→ **Instructions to follow**
Retype all of the data. Every line must match exactly.

→ **Data entries**
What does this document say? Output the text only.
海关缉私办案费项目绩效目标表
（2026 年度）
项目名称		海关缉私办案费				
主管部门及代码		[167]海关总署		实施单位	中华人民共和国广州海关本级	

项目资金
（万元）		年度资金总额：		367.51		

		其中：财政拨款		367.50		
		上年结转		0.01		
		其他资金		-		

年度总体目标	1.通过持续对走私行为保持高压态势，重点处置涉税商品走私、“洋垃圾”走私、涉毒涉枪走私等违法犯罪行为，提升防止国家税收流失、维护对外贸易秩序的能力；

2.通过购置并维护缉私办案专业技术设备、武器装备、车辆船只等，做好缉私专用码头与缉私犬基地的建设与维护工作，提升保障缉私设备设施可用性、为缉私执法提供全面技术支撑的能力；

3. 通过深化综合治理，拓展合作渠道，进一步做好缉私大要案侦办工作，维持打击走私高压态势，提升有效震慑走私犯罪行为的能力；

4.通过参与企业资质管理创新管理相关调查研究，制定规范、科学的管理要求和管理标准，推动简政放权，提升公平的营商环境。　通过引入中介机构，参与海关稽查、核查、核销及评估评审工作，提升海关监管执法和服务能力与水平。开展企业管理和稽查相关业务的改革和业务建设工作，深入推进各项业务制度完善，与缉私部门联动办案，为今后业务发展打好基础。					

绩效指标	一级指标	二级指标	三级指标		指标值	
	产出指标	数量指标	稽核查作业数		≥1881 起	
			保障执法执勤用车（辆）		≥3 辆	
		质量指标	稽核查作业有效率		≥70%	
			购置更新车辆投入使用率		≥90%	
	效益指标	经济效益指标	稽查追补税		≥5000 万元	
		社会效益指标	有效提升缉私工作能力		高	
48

→ **Result for this exercise**
What does this document say? Output the text only.
海关缉私办案费项目绩效目标表
（2026 年度）
项目名称		海关缉私办案费				
主管部门及代码		[167]海关总署		实施单位	中华人民共和国广州海关本级	

项目资金
（万元）		年度资金总额：		367.51		

		其中：财政拨款		367.50		
		上年结转		0.01		
		其他资金		-		

年度总体目标	1.通过持续对走私行为保持高压态势，重点处置涉税商品走私、“洋垃圾”走私、涉毒涉枪走私等违法犯罪行为，提升防止国家税收流失、维护对外贸易秩序的能力；

2.通过购置并维护缉私办案专业技术设备、武器装备、车辆船只等，做好缉私专用码头与缉私犬基地的建设与维护工作，提升保障缉私设备设施可用性、为缉私执法提供全面技术支撑的能力；

3. 通过深化综合治理，拓展合作渠道，进一步做好缉私大要案侦办工作，维持打击走私高压态势，提升有效震慑走私犯罪行为的能力；

4.通过参与企业资质管理创新管理相关调查研究，制定规范、科学的管理要求和管理标准，推动简政放权，提升公平的营商环境。　通过引入中介机构，参与海关稽查、核查、核销及评估评审工作，提升海关监管执法和服务能力与水平。开展企业管理和稽查相关业务的改革和业务建设工作，深入推进各项业务制度完善，与缉私部门联动办案，为今后业务发展打好基础。					

绩效指标	一级指标	二级指标	三级指标		指标值	
	产出指标	数量指标	稽核查作业数		≥1881 起	
			保障执法执勤用车（辆）		≥3 辆	
		质量指标	稽核查作业有效率		≥70%	
			购置更新车辆投入使用率		≥90%	
	效益指标	经济效益指标	稽查追补税		≥5000 万元	
		社会效益指标	有效提升缉私工作能力		高	
48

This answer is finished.